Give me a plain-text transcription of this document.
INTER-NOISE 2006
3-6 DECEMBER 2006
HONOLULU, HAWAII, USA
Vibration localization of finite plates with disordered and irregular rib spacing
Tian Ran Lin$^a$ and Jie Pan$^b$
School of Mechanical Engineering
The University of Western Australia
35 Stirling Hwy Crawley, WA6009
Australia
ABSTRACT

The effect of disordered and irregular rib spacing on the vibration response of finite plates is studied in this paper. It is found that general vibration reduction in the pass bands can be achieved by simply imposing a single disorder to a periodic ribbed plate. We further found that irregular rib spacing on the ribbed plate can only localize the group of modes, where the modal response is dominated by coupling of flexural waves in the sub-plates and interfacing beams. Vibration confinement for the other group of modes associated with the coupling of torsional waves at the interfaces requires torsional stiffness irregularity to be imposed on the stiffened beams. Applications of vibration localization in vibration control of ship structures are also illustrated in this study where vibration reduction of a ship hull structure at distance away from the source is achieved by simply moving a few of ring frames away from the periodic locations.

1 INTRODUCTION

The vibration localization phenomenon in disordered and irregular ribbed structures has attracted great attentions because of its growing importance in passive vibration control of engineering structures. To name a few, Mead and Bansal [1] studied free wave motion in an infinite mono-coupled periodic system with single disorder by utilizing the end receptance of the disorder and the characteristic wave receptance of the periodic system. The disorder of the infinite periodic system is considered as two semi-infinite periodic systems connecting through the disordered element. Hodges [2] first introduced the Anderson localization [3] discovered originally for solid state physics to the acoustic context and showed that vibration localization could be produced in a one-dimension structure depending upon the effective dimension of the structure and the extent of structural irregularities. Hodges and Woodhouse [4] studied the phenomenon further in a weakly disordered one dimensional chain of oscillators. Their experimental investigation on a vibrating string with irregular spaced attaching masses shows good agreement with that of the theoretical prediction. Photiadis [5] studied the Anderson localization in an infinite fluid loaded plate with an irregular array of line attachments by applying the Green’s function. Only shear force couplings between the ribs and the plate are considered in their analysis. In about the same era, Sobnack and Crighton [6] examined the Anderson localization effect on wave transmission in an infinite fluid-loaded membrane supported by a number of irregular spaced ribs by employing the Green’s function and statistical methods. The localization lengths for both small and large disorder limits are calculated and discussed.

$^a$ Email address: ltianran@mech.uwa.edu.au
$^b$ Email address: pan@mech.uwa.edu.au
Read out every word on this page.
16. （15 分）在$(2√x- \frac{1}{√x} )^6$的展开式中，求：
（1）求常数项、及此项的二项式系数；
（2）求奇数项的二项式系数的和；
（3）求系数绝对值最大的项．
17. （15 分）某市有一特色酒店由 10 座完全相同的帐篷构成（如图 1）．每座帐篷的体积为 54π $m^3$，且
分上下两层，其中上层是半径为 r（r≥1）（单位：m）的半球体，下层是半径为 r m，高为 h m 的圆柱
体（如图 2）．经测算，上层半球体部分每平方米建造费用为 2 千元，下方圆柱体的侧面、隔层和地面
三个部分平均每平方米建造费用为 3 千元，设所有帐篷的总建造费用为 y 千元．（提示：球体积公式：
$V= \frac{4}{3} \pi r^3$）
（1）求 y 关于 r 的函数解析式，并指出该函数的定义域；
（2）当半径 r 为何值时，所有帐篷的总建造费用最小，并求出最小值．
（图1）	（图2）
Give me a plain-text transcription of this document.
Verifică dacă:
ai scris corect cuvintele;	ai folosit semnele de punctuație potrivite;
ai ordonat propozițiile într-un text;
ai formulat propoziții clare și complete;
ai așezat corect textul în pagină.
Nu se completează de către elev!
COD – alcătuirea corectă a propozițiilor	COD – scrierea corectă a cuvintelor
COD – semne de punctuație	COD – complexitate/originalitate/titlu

+++++

• **WHAT IS ASKED**:
Repeat word for word every line from the one that holds "Read out every word on this page." to the end. Both ends count.

• **RESULT OF THE TASK**:
Read out every word on this page.
16. （15 分）在$(2√x- \frac{1}{√x} )^6$的展开式中，求：
（1）求常数项、及此项的二项式系数；
（2）求奇数项的二项式系数的和；
（3）求系数绝对值最大的项．
17. （15 分）某市有一特色酒店由 10 座完全相同的帐篷构成（如图 1）．每座帐篷的体积为 54π $m^3$，且
分上下两层，其中上层是半径为 r（r≥1）（单位：m）的半球体，下层是半径为 r m，高为 h m 的圆柱
体（如图 2）．经测算，上层半球体部分每平方米建造费用为 2 千元，下方圆柱体的侧面、隔层和地面
三个部分平均每平方米建造费用为 3 千元，设所有帐篷的总建造费用为 y 千元．（提示：球体积公式：
$V= \frac{4}{3} \pi r^3$）
（1）求 y 关于 r 的函数解析式，并指出该函数的定义域；
（2）当半径 r 为何值时，所有帐篷的总建造费用最小，并求出最小值．
（图1）	（图2）
Give me a plain-text transcription of this document.
Verifică dacă:
ai scris corect cuvintele;	ai folosit semnele de punctuație potrivite;
ai ordonat propozițiile într-un text;
ai formulat propoziții clare și complete;
ai așezat corect textul în pagină.
Nu se completează de către elev!
COD – alcătuirea corectă a propozițiilor	COD – scrierea corectă a cuvintelor
COD – semne de punctuație	COD – complexitate/originalitate/titlu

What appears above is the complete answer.